▸ **TASK**
Can you print every record below exactly as written?

### RAW RECORDS

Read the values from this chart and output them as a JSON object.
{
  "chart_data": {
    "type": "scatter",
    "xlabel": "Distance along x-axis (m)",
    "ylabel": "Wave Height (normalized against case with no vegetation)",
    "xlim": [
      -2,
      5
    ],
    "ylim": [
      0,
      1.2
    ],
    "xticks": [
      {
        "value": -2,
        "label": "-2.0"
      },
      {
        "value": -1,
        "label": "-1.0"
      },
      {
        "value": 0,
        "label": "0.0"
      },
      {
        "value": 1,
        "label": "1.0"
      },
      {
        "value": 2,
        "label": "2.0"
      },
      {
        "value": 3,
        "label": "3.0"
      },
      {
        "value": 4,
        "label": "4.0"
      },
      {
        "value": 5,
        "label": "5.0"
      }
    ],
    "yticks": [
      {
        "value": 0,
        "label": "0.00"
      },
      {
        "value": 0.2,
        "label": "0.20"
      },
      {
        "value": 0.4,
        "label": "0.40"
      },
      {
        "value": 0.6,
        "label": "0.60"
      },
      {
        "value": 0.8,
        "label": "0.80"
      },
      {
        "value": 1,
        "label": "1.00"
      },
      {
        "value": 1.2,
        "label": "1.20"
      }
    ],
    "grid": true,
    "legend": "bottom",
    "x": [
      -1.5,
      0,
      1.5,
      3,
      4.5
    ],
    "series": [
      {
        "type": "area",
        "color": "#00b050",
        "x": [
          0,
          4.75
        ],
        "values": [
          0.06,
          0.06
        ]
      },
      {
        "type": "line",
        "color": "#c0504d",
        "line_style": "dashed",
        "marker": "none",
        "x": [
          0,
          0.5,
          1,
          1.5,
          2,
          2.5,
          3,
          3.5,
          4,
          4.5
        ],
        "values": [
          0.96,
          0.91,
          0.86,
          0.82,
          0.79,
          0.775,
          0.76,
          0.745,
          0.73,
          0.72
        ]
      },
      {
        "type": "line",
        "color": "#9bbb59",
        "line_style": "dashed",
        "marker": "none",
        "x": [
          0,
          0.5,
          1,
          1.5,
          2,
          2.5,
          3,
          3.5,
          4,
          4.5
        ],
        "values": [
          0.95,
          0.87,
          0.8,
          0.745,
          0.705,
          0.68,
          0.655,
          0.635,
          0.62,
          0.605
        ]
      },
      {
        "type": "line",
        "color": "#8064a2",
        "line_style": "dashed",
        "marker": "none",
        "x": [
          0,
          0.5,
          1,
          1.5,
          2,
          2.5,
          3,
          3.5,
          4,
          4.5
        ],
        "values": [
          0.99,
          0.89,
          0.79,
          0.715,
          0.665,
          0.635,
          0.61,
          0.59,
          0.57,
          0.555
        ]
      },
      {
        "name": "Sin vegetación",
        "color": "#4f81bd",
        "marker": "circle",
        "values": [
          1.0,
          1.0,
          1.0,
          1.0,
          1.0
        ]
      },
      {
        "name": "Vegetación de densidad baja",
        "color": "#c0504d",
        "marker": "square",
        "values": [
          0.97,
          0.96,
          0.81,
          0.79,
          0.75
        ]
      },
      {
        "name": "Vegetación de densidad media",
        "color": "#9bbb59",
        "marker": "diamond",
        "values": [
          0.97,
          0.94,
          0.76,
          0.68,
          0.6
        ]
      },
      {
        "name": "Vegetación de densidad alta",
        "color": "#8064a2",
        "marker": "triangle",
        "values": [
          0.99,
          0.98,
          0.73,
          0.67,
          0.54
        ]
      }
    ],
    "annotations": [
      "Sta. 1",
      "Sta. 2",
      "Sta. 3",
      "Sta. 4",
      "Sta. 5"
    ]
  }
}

######

▸ **TASK RESULT**
Read the values from this chart and output them as a JSON object.
{
  "chart_data": {
    "type": "scatter",
    "xlabel": "Distance along x-axis (m)",
    "ylabel": "Wave Height (normalized against case with no vegetation)",
    "xlim": [
      -2,
      5
    ],
    "ylim": [
      0,
      1.2
    ],
    "xticks": [
      {
        "value": -2,
        "label": "-2.0"
      },
      {
        "value": -1,
        "label": "-1.0"
      },
      {
        "value": 0,
        "label": "0.0"
      },
      {
        "value": 1,
        "label": "1.0"
      },
      {
        "value": 2,
        "label": "2.0"
      },
      {
        "value": 3,
        "label": "3.0"
      },
      {
        "value": 4,
        "label": "4.0"
      },
      {
        "value": 5,
        "label": "5.0"
      }
    ],
    "yticks": [
      {
        "value": 0,
        "label": "0.00"
      },
      {
        "value": 0.2,
        "label": "0.20"
      },
      {
        "value": 0.4,
        "label": "0.40"
      },
      {
        "value": 0.6,
        "label": "0.60"
      },
      {
        "value": 0.8,
        "label": "0.80"
      },
      {
        "value": 1,
        "label": "1.00"
      },
      {
        "value": 1.2,
        "label": "1.20"
      }
    ],
    "grid": true,
    "legend": "bottom",
    "x": [
      -1.5,
      0,
      1.5,
      3,
      4.5
    ],
    "series": [
      {
        "type": "area",
        "color": "#00b050",
        "x": [
          0,
          4.75
        ],
        "values": [
          0.06,
          0.06
        ]
      },
      {
        "type": "line",
        "color": "#c0504d",
        "line_style": "dashed",
        "marker": "none",
        "x": [
          0,
          0.5,
          1,
          1.5,
          2,
          2.5,
          3,
          3.5,
          4,
          4.5
        ],
        "values": [
          0.96,
          0.91,
          0.86,
          0.82,
          0.79,
          0.775,
          0.76,
          0.745,
          0.73,
          0.72
        ]
      },
      {
        "type": "line",
        "color": "#9bbb59",
        "line_style": "dashed",
        "marker": "none",
        "x": [
          0,
          0.5,
          1,
          1.5,
          2,
          2.5,
          3,
          3.5,
          4,
          4.5
        ],
        "values": [
          0.95,
          0.87,
          0.8,
          0.745,
          0.705,
          0.68,
          0.655,
          0.635,
          0.62,
          0.605
        ]
      },
      {
        "type": "line",
        "color": "#8064a2",
        "line_style": "dashed",
        "marker": "none",
        "x": [
          0,
          0.5,
          1,
          1.5,
          2,
          2.5,
          3,
          3.5,
          4,
          4.5
        ],
        "values": [
          0.99,
          0.89,
          0.79,
          0.715,
          0.665,
          0.635,
          0.61,
          0.59,
          0.57,
          0.555
        ]
      },
      {
        "name": "Sin vegetación",
        "color": "#4f81bd",
        "marker": "circle",
        "values": [
          1.0,
          1.0,
          1.0,
          1.0,
          1.0
        ]
      },
      {
        "name": "Vegetación de densidad baja",
        "color": "#c0504d",
        "marker": "square",
        "values": [
          0.97,
          0.96,
          0.81,
          0.79,
          0.75
        ]
      },
      {
        "name": "Vegetación de densidad media",
        "color": "#9bbb59",
        "marker": "diamond",
        "values": [
          0.97,
          0.94,
          0.76,
          0.68,
          0.6
        ]
      },
      {
        "name": "Vegetación de densidad alta",
        "color": "#8064a2",
        "marker": "triangle",
        "values": [
          0.99,
          0.98,
          0.73,
          0.67,
          0.54
        ]
      }
    ],
    "annotations": [
      "Sta. 1",
      "Sta. 2",
      "Sta. 3",
      "Sta. 4",
      "Sta. 5"
    ]
  }
}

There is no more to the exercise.